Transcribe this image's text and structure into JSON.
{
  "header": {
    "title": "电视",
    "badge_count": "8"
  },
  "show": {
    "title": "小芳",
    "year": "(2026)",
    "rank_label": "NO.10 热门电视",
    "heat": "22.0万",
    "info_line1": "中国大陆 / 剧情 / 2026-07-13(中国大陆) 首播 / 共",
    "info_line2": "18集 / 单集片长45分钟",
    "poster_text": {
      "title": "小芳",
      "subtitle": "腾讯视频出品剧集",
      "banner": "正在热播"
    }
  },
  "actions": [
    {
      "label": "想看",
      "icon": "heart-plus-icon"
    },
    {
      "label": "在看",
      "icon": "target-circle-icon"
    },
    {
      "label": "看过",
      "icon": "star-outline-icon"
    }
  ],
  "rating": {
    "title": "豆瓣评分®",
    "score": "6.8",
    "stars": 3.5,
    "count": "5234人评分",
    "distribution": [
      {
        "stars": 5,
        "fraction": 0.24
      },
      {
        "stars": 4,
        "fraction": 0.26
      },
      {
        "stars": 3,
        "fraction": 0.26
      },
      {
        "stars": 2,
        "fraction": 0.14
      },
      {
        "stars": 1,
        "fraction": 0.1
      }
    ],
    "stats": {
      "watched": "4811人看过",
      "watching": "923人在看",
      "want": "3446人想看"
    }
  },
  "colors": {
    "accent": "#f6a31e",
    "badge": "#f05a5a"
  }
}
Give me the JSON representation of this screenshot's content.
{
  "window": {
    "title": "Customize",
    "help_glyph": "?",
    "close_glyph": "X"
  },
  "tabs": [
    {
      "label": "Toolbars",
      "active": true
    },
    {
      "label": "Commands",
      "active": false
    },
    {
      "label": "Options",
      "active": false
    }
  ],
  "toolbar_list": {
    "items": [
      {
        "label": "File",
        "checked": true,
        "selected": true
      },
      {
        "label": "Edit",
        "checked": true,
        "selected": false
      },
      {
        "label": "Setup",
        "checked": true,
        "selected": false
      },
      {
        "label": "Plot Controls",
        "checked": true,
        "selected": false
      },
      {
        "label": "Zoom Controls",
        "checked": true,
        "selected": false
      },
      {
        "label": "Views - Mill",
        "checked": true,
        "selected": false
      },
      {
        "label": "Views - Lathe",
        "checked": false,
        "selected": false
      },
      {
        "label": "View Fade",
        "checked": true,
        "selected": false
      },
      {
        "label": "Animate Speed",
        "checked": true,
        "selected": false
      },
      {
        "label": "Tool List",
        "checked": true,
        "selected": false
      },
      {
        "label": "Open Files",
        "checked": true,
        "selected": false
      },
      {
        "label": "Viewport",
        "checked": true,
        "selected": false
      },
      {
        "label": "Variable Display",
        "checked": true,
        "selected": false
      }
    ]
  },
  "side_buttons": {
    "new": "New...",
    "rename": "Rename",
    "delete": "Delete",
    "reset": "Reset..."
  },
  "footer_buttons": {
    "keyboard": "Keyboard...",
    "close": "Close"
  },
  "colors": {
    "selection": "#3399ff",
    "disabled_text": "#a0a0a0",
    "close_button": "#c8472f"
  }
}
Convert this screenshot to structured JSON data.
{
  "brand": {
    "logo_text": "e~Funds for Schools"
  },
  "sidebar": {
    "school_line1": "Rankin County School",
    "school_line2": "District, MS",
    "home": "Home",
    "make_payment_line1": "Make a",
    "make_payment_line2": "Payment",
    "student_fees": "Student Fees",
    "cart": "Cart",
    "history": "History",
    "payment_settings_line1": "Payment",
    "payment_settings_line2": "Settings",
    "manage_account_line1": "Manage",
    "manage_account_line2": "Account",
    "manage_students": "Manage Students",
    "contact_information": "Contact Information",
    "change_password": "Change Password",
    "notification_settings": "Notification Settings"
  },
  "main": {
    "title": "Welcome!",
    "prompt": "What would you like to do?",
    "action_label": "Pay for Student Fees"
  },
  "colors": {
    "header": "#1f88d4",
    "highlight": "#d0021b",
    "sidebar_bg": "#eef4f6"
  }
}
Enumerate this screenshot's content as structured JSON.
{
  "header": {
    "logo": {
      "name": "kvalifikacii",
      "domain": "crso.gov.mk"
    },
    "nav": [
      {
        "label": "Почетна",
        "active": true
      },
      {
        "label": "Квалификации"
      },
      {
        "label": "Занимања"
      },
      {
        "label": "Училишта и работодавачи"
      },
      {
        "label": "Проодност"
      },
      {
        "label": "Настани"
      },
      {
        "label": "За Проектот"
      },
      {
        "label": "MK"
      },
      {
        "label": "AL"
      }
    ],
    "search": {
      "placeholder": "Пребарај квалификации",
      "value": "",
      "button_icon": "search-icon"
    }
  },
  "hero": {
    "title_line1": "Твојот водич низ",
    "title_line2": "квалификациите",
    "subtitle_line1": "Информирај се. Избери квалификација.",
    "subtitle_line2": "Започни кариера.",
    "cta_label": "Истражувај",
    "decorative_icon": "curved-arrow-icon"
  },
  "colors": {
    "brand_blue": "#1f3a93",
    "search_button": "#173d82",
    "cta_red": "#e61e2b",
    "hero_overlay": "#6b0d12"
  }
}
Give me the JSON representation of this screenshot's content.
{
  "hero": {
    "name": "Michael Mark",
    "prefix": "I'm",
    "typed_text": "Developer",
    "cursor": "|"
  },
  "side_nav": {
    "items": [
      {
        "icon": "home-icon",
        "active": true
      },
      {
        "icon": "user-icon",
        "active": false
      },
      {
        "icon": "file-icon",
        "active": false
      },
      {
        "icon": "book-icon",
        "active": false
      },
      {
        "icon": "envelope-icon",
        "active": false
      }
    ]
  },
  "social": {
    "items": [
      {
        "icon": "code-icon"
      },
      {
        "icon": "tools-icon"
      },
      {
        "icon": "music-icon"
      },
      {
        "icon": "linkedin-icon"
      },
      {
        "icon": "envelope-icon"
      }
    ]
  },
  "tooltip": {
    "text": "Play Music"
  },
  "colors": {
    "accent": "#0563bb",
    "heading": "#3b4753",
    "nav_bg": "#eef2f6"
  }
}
------------------------------------------------------------
### PROBLEM STATEMENT
Write out the data exactly as it stands.

### TASK RESULT
Transcribe this image's text and structure into JSON.
{
  "header": {
    "title": "电视",
    "badge_count": "8"
  },
  "show": {
    "title": "小芳",
    "year": "(2026)",
    "rank_label": "NO.10 热门电视",
    "heat": "22.0万",
    "info_line1": "中国大陆 / 剧情 / 2026-07-13(中国大陆) 首播 / 共",
    "info_line2": "18集 / 单集片长45分钟",
    "poster_text": {
      "title": "小芳",
      "subtitle": "腾讯视频出品剧集",
      "banner": "正在热播"
    }
  },
  "actions": [
    {
      "label": "想看",
      "icon": "heart-plus-icon"
    },
    {
      "label": "在看",
      "icon": "target-circle-icon"
    },
    {
      "label": "看过",
      "icon": "star-outline-icon"
    }
  ],
  "rating": {
    "title": "豆瓣评分®",
    "score": "6.8",
    "stars": 3.5,
    "count": "5234人评分",
    "distribution": [
      {
        "stars": 5,
        "fraction": 0.24
      },
      {
        "stars": 4,
        "fraction": 0.26
      },
      {
        "stars": 3,
        "fraction": 0.26
      },
      {
        "stars": 2,
        "fraction": 0.14
      },
      {
        "stars": 1,
        "fraction": 0.1
      }
    ],
    "stats": {
      "watched": "4811人看过",
      "watching": "923人在看",
      "want": "3446人想看"
    }
  },
  "colors": {
    "accent": "#f6a31e",
    "badge": "#f05a5a"
  }
}
Give me the JSON representation of this screenshot's content.
{
  "window": {
    "title": "Customize",
    "help_glyph": "?",
    "close_glyph": "X"
  },
  "tabs": [
    {
      "label": "Toolbars",
      "active": true
    },
    {
      "label": "Commands",
      "active": false
    },
    {
      "label": "Options",
      "active": false
    }
  ],
  "toolbar_list": {
    "items": [
      {
        "label": "File",
        "checked": true,
        "selected": true
      },
      {
        "label": "Edit",
        "checked": true,
        "selected": false
      },
      {
        "label": "Setup",
        "checked": true,
        "selected": false
      },
      {
        "label": "Plot Controls",
        "checked": true,
        "selected": false
      },
      {
        "label": "Zoom Controls",
        "checked": true,
        "selected": false
      },
      {
        "label": "Views - Mill",
        "checked": true,
        "selected": false
      },
      {
        "label": "Views - Lathe",
        "checked": false,
        "selected": false
      },
      {
        "label": "View Fade",
        "checked": true,
        "selected": false
      },
      {
        "label": "Animate Speed",
        "checked": true,
        "selected": false
      },
      {
        "label": "Tool List",
        "checked": true,
        "selected": false
      },
      {
        "label": "Open Files",
        "checked": true,
        "selected": false
      },
      {
        "label": "Viewport",
        "checked": true,
        "selected": false
      },
      {
        "label": "Variable Display",
        "checked": true,
        "selected": false
      }
    ]
  },
  "side_buttons": {
    "new": "New...",
    "rename": "Rename",
    "delete": "Delete",
    "reset": "Reset..."
  },
  "footer_buttons": {
    "keyboard": "Keyboard...",
    "close": "Close"
  },
  "colors": {
    "selection": "#3399ff",
    "disabled_text": "#a0a0a0",
    "close_button": "#c8472f"
  }
}
Convert this screenshot to structured JSON data.
{
  "brand": {
    "logo_text": "e~Funds for Schools"
  },
  "sidebar": {
    "school_line1": "Rankin County School",
    "school_line2": "District, MS",
    "home": "Home",
    "make_payment_line1": "Make a",
    "make_payment_line2": "Payment",
    "student_fees": "Student Fees",
    "cart": "Cart",
    "history": "History",
    "payment_settings_line1": "Payment",
    "payment_settings_line2": "Settings",
    "manage_account_line1": "Manage",
    "manage_account_line2": "Account",
    "manage_students": "Manage Students",
    "contact_information": "Contact Information",
    "change_password": "Change Password",
    "notification_settings": "Notification Settings"
  },
  "main": {
    "title": "Welcome!",
    "prompt": "What would you like to do?",
    "action_label": "Pay for Student Fees"
  },
  "colors": {
    "header": "#1f88d4",
    "highlight": "#d0021b",
    "sidebar_bg": "#eef4f6"
  }
}
Enumerate this screenshot's content as structured JSON.
{
  "header": {
    "logo": {
      "name": "kvalifikacii",
      "domain": "crso.gov.mk"
    },
    "nav": [
      {
        "label": "Почетна",
        "active": true
      },
      {
        "label": "Квалификации"
      },
      {
        "label": "Занимања"
      },
      {
        "label": "Училишта и работодавачи"
      },
      {
        "label": "Проодност"
      },
      {
        "label": "Настани"
      },
      {
        "label": "За Проектот"
      },
      {
        "label": "MK"
      },
      {
        "label": "AL"
      }
    ],
    "search": {
      "placeholder": "Пребарај квалификации",
      "value": "",
      "button_icon": "search-icon"
    }
  },
  "hero": {
    "title_line1": "Твојот водич низ",
    "title_line2": "квалификациите",
    "subtitle_line1": "Информирај се. Избери квалификација.",
    "subtitle_line2": "Започни кариера.",
    "cta_label": "Истражувај",
    "decorative_icon": "curved-arrow-icon"
  },
  "colors": {
    "brand_blue": "#1f3a93",
    "search_button": "#173d82",
    "cta_red": "#e61e2b",
    "hero_overlay": "#6b0d12"
  }
}
Give me the JSON representation of this screenshot's content.
{
  "hero": {
    "name": "Michael Mark",
    "prefix": "I'm",
    "typed_text": "Developer",
    "cursor": "|"
  },
  "side_nav": {
    "items": [
      {
        "icon": "home-icon",
        "active": true
      },
      {
        "icon": "user-icon",
        "active": false
      },
      {
        "icon": "file-icon",
        "active": false
      },
      {
        "icon": "book-icon",
        "active": false
      },
      {
        "icon": "envelope-icon",
        "active": false
      }
    ]
  },
  "social": {
    "items": [
      {
        "icon": "code-icon"
      },
      {
        "icon": "tools-icon"
      },
      {
        "icon": "music-icon"
      },
      {
        "icon": "linkedin-icon"
      },
      {
        "icon": "envelope-icon"
      }
    ]
  },
  "tooltip": {
    "text": "Play Music"
  },
  "colors": {
    "accent": "#0563bb",
    "heading": "#3b4753",
    "nav_bg": "#eef2f6"
  }
}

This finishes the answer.